** begin **
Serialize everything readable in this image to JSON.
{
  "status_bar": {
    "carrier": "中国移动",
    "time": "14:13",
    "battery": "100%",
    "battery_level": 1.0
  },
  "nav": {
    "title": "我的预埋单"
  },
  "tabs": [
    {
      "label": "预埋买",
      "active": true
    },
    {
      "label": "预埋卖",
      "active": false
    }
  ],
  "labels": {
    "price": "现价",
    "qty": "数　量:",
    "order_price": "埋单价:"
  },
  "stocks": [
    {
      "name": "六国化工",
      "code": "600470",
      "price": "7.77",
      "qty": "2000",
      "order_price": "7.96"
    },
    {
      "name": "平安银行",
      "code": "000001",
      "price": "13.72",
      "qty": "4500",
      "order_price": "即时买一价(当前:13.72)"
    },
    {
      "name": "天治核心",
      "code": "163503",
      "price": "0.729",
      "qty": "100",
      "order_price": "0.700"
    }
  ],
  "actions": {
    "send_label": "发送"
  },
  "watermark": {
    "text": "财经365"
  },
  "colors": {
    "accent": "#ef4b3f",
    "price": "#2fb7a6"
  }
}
** end **
# Work to be completed
Repeat all the entries word for word.

# Output for this exercise
Serialize everything readable in this image to JSON.
{
  "status_bar": {
    "carrier": "中国移动",
    "time": "14:13",
    "battery": "100%",
    "battery_level": 1.0
  },
  "nav": {
    "title": "我的预埋单"
  },
  "tabs": [
    {
      "label": "预埋买",
      "active": true
    },
    {
      "label": "预埋卖",
      "active": false
    }
  ],
  "labels": {
    "price": "现价",
    "qty": "数　量:",
    "order_price": "埋单价:"
  },
  "stocks": [
    {
      "name": "六国化工",
      "code": "600470",
      "price": "7.77",
      "qty": "2000",
      "order_price": "7.96"
    },
    {
      "name": "平安银行",
      "code": "000001",
      "price": "13.72",
      "qty": "4500",
      "order_price": "即时买一价(当前:13.72)"
    },
    {
      "name": "天治核心",
      "code": "163503",
      "price": "0.729",
      "qty": "100",
      "order_price": "0.700"
    }
  ],
  "actions": {
    "send_label": "发送"
  },
  "watermark": {
    "text": "财经365"
  },
  "colors": {
    "accent": "#ef4b3f",
    "price": "#2fb7a6"
  }
}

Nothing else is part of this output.